### Goal
Find every line in the records that holds the string "Обращение". Copy each one.

Start Exercise input

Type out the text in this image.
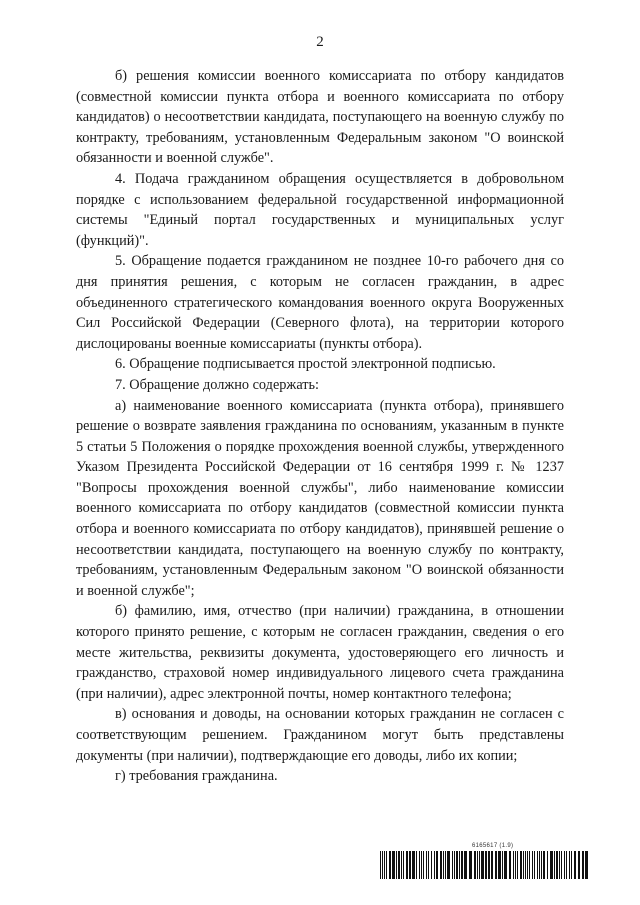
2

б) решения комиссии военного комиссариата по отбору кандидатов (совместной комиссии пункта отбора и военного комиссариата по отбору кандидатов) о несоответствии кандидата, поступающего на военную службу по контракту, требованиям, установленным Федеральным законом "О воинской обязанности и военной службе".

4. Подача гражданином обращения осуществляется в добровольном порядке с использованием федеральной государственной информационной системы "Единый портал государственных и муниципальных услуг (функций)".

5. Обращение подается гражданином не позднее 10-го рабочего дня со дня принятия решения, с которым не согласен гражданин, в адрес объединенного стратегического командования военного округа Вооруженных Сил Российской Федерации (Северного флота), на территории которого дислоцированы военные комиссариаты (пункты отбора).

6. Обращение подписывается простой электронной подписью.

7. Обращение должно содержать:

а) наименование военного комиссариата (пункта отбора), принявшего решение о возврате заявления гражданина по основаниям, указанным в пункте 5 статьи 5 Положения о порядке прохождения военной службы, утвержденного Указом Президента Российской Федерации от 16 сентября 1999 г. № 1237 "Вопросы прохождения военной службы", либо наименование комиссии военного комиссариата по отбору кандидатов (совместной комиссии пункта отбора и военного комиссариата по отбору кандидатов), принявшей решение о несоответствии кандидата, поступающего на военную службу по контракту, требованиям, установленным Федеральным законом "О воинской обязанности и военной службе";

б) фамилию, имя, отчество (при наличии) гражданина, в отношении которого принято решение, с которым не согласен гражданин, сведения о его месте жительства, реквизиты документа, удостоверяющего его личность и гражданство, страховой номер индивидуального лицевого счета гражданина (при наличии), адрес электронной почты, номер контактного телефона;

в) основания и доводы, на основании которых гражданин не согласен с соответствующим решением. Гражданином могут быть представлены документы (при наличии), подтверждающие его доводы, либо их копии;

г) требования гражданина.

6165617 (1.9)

End Exercise input

### Response below
5. Обращение подается гражданином не позднее 10-го рабочего дня со дня принятия решения, с которым не согласен гражданин, в адрес объединенного стратегического командования военного округа Вооруженных Сил Российской Федерации (Северного флота), на территории которого дислоцированы военные комиссариаты (пункты отбора).
6. Обращение подписывается простой электронной подписью.
7. Обращение должно содержать:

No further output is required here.